• [Aim]
What lines of the data include the string "colours"? Copy them all.

• [Records shown]
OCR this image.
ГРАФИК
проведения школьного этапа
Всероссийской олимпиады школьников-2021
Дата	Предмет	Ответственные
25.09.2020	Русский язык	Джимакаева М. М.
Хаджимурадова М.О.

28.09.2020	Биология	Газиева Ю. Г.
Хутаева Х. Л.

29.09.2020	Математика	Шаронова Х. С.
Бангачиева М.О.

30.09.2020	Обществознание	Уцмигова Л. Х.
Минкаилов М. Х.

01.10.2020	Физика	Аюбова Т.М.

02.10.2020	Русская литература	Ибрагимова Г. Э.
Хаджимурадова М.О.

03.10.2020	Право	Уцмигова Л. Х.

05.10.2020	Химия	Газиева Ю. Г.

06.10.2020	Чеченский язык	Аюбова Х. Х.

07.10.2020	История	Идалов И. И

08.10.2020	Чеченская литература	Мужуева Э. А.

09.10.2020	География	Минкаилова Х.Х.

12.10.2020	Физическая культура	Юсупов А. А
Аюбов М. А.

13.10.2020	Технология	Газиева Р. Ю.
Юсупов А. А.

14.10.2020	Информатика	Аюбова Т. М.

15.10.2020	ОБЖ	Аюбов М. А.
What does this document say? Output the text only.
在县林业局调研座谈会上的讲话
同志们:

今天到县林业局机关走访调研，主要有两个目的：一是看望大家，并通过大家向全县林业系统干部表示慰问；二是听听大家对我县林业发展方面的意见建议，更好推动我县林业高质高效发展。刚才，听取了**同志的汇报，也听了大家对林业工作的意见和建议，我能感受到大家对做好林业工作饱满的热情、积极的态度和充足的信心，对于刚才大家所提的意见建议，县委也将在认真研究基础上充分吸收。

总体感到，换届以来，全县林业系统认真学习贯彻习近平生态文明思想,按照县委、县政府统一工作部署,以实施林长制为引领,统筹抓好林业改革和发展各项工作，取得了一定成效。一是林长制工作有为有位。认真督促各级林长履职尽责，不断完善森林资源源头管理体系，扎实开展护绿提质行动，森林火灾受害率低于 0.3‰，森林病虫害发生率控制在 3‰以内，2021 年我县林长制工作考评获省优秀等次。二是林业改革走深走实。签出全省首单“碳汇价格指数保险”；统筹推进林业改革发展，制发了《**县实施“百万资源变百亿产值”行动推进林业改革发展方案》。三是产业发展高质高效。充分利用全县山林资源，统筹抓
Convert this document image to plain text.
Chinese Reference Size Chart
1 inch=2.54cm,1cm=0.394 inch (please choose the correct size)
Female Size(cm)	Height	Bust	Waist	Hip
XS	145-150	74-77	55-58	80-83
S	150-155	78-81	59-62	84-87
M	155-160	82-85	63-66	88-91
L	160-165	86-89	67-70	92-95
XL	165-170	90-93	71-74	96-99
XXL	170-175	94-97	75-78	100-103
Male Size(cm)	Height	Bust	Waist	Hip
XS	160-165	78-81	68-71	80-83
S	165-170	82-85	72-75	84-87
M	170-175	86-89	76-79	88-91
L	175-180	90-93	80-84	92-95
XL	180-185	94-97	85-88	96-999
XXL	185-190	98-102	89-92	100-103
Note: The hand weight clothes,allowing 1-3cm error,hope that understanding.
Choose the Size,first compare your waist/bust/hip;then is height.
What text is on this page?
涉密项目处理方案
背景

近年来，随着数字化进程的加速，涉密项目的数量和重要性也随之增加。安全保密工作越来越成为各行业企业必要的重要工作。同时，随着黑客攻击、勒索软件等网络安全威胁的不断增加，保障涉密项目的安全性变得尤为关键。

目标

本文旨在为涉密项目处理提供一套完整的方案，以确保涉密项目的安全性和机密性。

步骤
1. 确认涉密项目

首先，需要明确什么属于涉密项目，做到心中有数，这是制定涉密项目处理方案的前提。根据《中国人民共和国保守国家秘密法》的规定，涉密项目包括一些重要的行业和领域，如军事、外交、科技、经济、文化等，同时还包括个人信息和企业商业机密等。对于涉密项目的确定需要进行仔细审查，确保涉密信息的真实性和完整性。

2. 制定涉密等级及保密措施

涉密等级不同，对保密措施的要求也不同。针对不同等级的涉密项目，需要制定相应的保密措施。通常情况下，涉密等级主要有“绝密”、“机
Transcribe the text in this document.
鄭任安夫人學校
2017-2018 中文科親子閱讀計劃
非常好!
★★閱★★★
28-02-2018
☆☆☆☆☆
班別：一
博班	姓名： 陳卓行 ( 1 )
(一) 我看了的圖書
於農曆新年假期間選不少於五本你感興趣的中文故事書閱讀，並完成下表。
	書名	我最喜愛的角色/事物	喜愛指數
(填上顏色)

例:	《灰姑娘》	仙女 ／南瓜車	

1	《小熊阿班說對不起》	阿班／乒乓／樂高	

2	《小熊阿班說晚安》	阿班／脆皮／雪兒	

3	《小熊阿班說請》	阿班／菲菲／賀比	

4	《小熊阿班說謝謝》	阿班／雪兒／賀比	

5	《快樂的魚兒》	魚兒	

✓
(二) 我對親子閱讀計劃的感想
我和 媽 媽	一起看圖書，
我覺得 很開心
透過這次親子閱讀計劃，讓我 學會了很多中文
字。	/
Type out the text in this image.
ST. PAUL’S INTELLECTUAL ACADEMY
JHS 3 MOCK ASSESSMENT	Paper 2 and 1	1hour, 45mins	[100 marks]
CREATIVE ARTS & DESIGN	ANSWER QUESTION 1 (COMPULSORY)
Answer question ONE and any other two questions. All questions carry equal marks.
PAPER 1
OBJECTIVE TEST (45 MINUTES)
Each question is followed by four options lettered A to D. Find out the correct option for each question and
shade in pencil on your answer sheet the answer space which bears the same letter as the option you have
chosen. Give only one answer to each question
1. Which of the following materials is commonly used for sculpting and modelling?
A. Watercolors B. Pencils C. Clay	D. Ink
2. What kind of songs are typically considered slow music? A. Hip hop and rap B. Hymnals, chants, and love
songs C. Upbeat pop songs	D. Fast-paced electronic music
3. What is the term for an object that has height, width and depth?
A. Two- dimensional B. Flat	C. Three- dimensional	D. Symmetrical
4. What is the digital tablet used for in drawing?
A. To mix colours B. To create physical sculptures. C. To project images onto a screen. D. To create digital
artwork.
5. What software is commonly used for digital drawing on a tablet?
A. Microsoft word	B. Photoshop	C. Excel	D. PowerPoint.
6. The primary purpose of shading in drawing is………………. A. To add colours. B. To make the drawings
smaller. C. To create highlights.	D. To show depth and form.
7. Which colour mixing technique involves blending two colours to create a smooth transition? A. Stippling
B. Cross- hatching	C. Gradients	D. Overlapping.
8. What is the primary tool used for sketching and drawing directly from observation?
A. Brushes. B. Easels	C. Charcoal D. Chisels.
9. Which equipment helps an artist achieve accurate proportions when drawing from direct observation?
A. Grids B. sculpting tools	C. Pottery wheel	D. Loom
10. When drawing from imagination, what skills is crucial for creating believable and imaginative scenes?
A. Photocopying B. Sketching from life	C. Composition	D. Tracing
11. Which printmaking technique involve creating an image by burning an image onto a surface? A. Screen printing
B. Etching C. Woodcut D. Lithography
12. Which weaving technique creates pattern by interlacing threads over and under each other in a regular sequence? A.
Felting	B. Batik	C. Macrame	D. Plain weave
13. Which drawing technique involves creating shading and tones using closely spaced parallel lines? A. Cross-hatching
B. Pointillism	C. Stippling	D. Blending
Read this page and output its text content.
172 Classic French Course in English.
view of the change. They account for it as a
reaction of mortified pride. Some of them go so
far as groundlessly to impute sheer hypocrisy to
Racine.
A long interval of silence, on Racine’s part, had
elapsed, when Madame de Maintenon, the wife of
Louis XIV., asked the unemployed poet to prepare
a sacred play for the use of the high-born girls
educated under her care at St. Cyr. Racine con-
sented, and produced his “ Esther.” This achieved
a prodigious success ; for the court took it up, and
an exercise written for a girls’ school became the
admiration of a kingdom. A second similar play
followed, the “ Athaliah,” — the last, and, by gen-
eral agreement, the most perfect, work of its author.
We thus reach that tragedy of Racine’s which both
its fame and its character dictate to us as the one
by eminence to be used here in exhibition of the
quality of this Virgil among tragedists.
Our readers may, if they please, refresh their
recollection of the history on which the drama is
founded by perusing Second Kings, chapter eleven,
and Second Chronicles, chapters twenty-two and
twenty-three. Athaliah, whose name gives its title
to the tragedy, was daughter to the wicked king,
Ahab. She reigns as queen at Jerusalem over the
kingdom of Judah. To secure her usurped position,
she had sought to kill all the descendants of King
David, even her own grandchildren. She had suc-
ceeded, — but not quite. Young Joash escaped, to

• [Reply]
A. To mix colours B. To create physical sculptures. C. To project images onto a screen. D. To create digital
6. The primary purpose of shading in drawing is………………. A. To add colours. B. To make the drawings
7. Which colour mixing technique involves blending two colours to create a smooth transition? A. Stippling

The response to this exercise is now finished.